TASK STATEMENT: Each record below should be repeated precisely as written.

-- start of LISTED RECORDS --

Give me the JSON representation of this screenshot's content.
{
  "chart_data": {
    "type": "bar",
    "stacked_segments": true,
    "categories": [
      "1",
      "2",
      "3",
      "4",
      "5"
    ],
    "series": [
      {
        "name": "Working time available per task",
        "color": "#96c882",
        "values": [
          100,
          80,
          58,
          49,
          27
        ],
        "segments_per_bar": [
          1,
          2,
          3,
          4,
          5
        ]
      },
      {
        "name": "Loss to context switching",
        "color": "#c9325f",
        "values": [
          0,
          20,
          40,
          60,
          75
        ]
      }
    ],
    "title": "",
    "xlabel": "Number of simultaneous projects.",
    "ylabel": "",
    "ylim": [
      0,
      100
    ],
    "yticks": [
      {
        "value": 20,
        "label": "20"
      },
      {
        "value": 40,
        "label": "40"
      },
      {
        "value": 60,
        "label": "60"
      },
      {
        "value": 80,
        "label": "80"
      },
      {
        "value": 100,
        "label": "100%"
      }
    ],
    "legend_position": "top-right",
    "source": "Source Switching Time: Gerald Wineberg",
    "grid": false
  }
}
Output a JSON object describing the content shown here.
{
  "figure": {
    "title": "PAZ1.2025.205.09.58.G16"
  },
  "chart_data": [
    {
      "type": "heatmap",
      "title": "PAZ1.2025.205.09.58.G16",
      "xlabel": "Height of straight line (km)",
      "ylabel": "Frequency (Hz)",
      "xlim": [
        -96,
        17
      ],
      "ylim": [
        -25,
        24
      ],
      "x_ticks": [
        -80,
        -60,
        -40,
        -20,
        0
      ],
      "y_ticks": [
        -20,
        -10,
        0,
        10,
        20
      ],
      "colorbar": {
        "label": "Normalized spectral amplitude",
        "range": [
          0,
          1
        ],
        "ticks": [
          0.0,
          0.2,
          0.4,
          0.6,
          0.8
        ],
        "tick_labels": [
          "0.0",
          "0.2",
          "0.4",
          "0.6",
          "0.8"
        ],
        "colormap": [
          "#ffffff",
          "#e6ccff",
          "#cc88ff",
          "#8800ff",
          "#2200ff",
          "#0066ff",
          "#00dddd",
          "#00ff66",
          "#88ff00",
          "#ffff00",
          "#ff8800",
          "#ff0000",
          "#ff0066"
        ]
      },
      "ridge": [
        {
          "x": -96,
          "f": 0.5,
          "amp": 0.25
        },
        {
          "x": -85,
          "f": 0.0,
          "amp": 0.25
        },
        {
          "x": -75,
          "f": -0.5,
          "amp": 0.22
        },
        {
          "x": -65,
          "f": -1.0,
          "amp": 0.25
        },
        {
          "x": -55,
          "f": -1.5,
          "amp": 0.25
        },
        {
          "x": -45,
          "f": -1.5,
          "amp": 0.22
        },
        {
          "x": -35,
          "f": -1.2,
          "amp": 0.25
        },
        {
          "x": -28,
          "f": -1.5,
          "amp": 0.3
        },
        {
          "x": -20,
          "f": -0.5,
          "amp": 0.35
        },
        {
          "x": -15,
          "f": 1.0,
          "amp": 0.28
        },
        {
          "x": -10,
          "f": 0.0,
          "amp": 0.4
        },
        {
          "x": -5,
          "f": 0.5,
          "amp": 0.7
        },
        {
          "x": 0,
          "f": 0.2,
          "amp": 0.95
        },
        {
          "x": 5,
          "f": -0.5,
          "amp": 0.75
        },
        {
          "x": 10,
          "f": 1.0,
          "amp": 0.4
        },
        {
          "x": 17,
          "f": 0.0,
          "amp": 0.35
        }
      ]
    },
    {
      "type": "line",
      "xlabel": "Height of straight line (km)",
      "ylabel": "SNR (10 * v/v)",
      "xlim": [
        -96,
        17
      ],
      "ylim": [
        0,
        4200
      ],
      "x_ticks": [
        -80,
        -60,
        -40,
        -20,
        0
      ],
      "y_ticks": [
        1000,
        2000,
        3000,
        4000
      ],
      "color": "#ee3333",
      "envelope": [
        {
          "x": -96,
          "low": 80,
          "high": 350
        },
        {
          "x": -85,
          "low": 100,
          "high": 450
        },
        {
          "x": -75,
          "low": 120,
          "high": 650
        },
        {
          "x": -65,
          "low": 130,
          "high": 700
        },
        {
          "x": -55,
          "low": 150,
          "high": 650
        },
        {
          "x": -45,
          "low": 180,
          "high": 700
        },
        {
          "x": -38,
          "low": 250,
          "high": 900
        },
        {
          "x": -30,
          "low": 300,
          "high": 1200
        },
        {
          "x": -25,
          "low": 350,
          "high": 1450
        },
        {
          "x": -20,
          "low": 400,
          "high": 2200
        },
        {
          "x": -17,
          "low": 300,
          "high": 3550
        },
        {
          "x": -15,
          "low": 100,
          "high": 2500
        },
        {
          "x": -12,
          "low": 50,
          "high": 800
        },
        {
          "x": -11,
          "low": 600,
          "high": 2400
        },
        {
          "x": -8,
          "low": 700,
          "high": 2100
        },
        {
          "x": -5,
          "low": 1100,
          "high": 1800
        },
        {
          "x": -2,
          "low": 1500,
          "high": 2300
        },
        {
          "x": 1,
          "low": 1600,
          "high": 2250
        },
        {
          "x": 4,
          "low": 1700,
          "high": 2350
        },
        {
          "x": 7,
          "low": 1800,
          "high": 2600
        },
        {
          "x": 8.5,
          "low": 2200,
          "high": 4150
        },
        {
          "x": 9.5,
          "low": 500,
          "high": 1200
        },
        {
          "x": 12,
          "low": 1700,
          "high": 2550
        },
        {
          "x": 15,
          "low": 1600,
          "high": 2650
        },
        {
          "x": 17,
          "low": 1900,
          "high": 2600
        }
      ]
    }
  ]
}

-- end of LISTED RECORDS --

WRITTEN ANSWER:
Give me the JSON representation of this screenshot's content.
{
  "chart_data": {
    "type": "bar",
    "stacked_segments": true,
    "categories": [
      "1",
      "2",
      "3",
      "4",
      "5"
    ],
    "series": [
      {
        "name": "Working time available per task",
        "color": "#96c882",
        "values": [
          100,
          80,
          58,
          49,
          27
        ],
        "segments_per_bar": [
          1,
          2,
          3,
          4,
          5
        ]
      },
      {
        "name": "Loss to context switching",
        "color": "#c9325f",
        "values": [
          0,
          20,
          40,
          60,
          75
        ]
      }
    ],
    "title": "",
    "xlabel": "Number of simultaneous projects.",
    "ylabel": "",
    "ylim": [
      0,
      100
    ],
    "yticks": [
      {
        "value": 20,
        "label": "20"
      },
      {
        "value": 40,
        "label": "40"
      },
      {
        "value": 60,
        "label": "60"
      },
      {
        "value": 80,
        "label": "80"
      },
      {
        "value": 100,
        "label": "100%"
      }
    ],
    "legend_position": "top-right",
    "source": "Source Switching Time: Gerald Wineberg",
    "grid": false
  }
}
Output a JSON object describing the content shown here.
{
  "figure": {
    "title": "PAZ1.2025.205.09.58.G16"
  },
  "chart_data": [
    {
      "type": "heatmap",
      "title": "PAZ1.2025.205.09.58.G16",
      "xlabel": "Height of straight line (km)",
      "ylabel": "Frequency (Hz)",
      "xlim": [
        -96,
        17
      ],
      "ylim": [
        -25,
        24
      ],
      "x_ticks": [
        -80,
        -60,
        -40,
        -20,
        0
      ],
      "y_ticks": [
        -20,
        -10,
        0,
        10,
        20
      ],
      "colorbar": {
        "label": "Normalized spectral amplitude",
        "range": [
          0,
          1
        ],
        "ticks": [
          0.0,
          0.2,
          0.4,
          0.6,
          0.8
        ],
        "tick_labels": [
          "0.0",
          "0.2",
          "0.4",
          "0.6",
          "0.8"
        ],
        "colormap": [
          "#ffffff",
          "#e6ccff",
          "#cc88ff",
          "#8800ff",
          "#2200ff",
          "#0066ff",
          "#00dddd",
          "#00ff66",
          "#88ff00",
          "#ffff00",
          "#ff8800",
          "#ff0000",
          "#ff0066"
        ]
      },
      "ridge": [
        {
          "x": -96,
          "f": 0.5,
          "amp": 0.25
        },
        {
          "x": -85,
          "f": 0.0,
          "amp": 0.25
        },
        {
          "x": -75,
          "f": -0.5,
          "amp": 0.22
        },
        {
          "x": -65,
          "f": -1.0,
          "amp": 0.25
        },
        {
          "x": -55,
          "f": -1.5,
          "amp": 0.25
        },
        {
          "x": -45,
          "f": -1.5,
          "amp": 0.22
        },
        {
          "x": -35,
          "f": -1.2,
          "amp": 0.25
        },
        {
          "x": -28,
          "f": -1.5,
          "amp": 0.3
        },
        {
          "x": -20,
          "f": -0.5,
          "amp": 0.35
        },
        {
          "x": -15,
          "f": 1.0,
          "amp": 0.28
        },
        {
          "x": -10,
          "f": 0.0,
          "amp": 0.4
        },
        {
          "x": -5,
          "f": 0.5,
          "amp": 0.7
        },
        {
          "x": 0,
          "f": 0.2,
          "amp": 0.95
        },
        {
          "x": 5,
          "f": -0.5,
          "amp": 0.75
        },
        {
          "x": 10,
          "f": 1.0,
          "amp": 0.4
        },
        {
          "x": 17,
          "f": 0.0,
          "amp": 0.35
        }
      ]
    },
    {
      "type": "line",
      "xlabel": "Height of straight line (km)",
      "ylabel": "SNR (10 * v/v)",
      "xlim": [
        -96,
        17
      ],
      "ylim": [
        0,
        4200
      ],
      "x_ticks": [
        -80,
        -60,
        -40,
        -20,
        0
      ],
      "y_ticks": [
        1000,
        2000,
        3000,
        4000
      ],
      "color": "#ee3333",
      "envelope": [
        {
          "x": -96,
          "low": 80,
          "high": 350
        },
        {
          "x": -85,
          "low": 100,
          "high": 450
        },
        {
          "x": -75,
          "low": 120,
          "high": 650
        },
        {
          "x": -65,
          "low": 130,
          "high": 700
        },
        {
          "x": -55,
          "low": 150,
          "high": 650
        },
        {
          "x": -45,
          "low": 180,
          "high": 700
        },
        {
          "x": -38,
          "low": 250,
          "high": 900
        },
        {
          "x": -30,
          "low": 300,
          "high": 1200
        },
        {
          "x": -25,
          "low": 350,
          "high": 1450
        },
        {
          "x": -20,
          "low": 400,
          "high": 2200
        },
        {
          "x": -17,
          "low": 300,
          "high": 3550
        },
        {
          "x": -15,
          "low": 100,
          "high": 2500
        },
        {
          "x": -12,
          "low": 50,
          "high": 800
        },
        {
          "x": -11,
          "low": 600,
          "high": 2400
        },
        {
          "x": -8,
          "low": 700,
          "high": 2100
        },
        {
          "x": -5,
          "low": 1100,
          "high": 1800
        },
        {
          "x": -2,
          "low": 1500,
          "high": 2300
        },
        {
          "x": 1,
          "low": 1600,
          "high": 2250
        },
        {
          "x": 4,
          "low": 1700,
          "high": 2350
        },
        {
          "x": 7,
          "low": 1800,
          "high": 2600
        },
        {
          "x": 8.5,
          "low": 2200,
          "high": 4150
        },
        {
          "x": 9.5,
          "low": 500,
          "high": 1200
        },
        {
          "x": 12,
          "low": 1700,
          "high": 2550
        },
        {
          "x": 15,
          "low": 1600,
          "high": 2650
        },
        {
          "x": 17,
          "low": 1900,
          "high": 2600
        }
      ]
    }
  ]
}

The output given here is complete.